■ WHAT THE TASK REQUIRES: Return all lines that include the string "مستوى".

■ EXTRACTED MATERIAL:
- - - - -
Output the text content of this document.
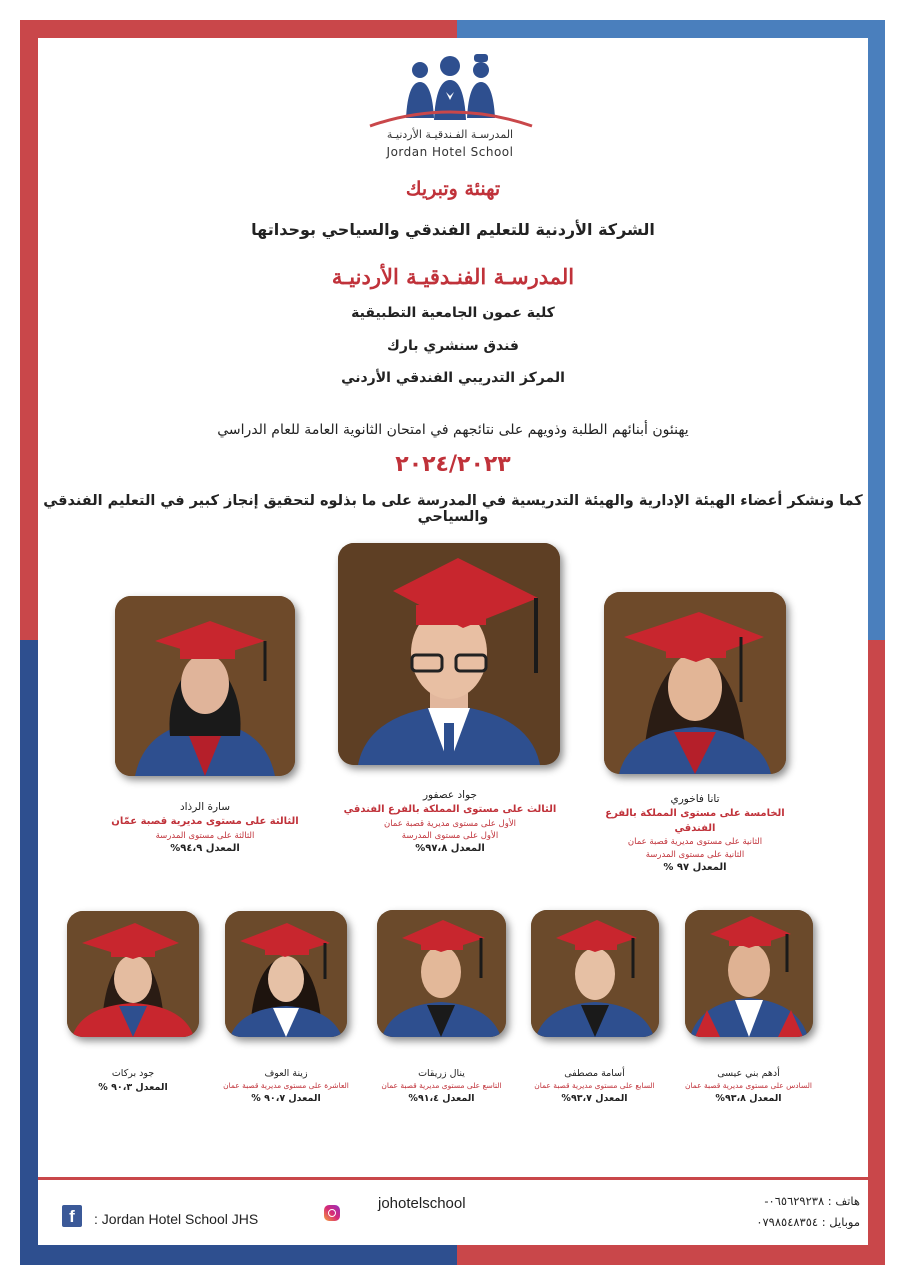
المدرسـة الفـندقيـة الأردنيـة
Jordan Hotel School
تهنئة وتبريك
الشركة الأردنية للتعليم الفندقي والسياحي بوحداتها
المدرسـة الفنـدقيـة الأردنيـة
كلية عمون الجامعية التطبيقية
فندق سنشري بارك
المركز التدريبي الفندقي الأردني
يهنئون أبنائهم الطلبة وذويهم على نتائجهم في امتحان الثانوية العامة للعام الدراسي
٢٠٢٤/٢٠٢٣
كما ونشكر أعضاء الهيئة الإدارية والهيئة التدريسية في المدرسة على ما بذلوه لتحقيق إنجاز كبير في التعليم الفندقي والسياحي
سارة الرذاد
الثالثة على مستوى مديرية قصبة عمّان
الثالثة على مستوى المدرسة
المعدل ٩٤،٩%
جواد عصفور
الثالث على مستوى المملكة بالفرع الفندقي
الأول على مستوى مديرية قصبة عمان
الأول على مستوى المدرسة
المعدل ٩٧،٨%
تانا فاخوري
الخامسة على مستوى المملكة بالفرع الفندقي
الثانية على مستوى مديرية قصبة عمان
الثانية على مستوى المدرسة
المعدل ٩٧ %
جود بركات
المعدل ٩٠،٣ %
زينة العوف
العاشرة على مستوى مديرية قصبة عمان
المعدل ٩٠،٧ %
ينال زريقات
التاسع على مستوى مديرية قصبة عمان
المعدل ٩١،٤%
أسامة مصطفى
السابع على مستوى مديرية قصبة عمان
المعدل ٩٣،٧%
أدهم بني عيسى
السادس على مستوى مديرية قصبة عمان
المعدل ٩٣،٨%
f	: Jordan Hotel School JHS
johotelschool	هاتف : ٠٦٥٦٢٩٢٣٨-
موبايل : ٠٧٩٨٥٤٨٣٥٤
- - - - -
■ REPLY TO THE EXERCISE:
الثالثة على مستوى مديرية قصبة عمّان
الثالثة على مستوى المدرسة
الثالث على مستوى المملكة بالفرع الفندقي
الأول على مستوى مديرية قصبة عمان
الأول على مستوى المدرسة
الخامسة على مستوى المملكة بالفرع الفندقي
الثانية على مستوى مديرية قصبة عمان
الثانية على مستوى المدرسة
العاشرة على مستوى مديرية قصبة عمان
التاسع على مستوى مديرية قصبة عمان
السابع على مستوى مديرية قصبة عمان
السادس على مستوى مديرية قصبة عمان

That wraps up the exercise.